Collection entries

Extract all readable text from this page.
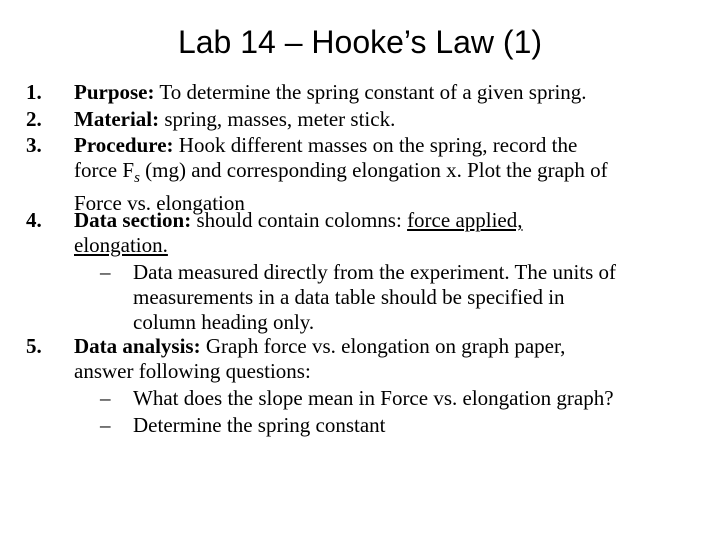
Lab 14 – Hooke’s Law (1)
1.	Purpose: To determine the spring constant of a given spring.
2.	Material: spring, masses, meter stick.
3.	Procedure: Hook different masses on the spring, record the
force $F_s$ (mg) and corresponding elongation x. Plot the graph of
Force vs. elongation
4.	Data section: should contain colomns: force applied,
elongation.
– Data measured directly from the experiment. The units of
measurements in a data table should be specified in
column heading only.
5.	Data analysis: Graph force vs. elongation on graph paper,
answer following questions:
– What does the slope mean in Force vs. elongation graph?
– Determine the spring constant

*WHAT THE TASK ASKS:*
Each entry shown above must be quoted exactly, with its pictures left out.

*SOLUTION TO THE PROBLEM:*
Extract all readable text from this page.
Lab 14 – Hooke’s Law (1)
1.	Purpose: To determine the spring constant of a given spring.
2.	Material: spring, masses, meter stick.
3.	Procedure: Hook different masses on the spring, record the
force $F_s$ (mg) and corresponding elongation x. Plot the graph of
Force vs. elongation
4.	Data section: should contain colomns: force applied,
elongation.
– Data measured directly from the experiment. The units of
measurements in a data table should be specified in
column heading only.
5.	Data analysis: Graph force vs. elongation on graph paper,
answer following questions:
– What does the slope mean in Force vs. elongation graph?
– Determine the spring constant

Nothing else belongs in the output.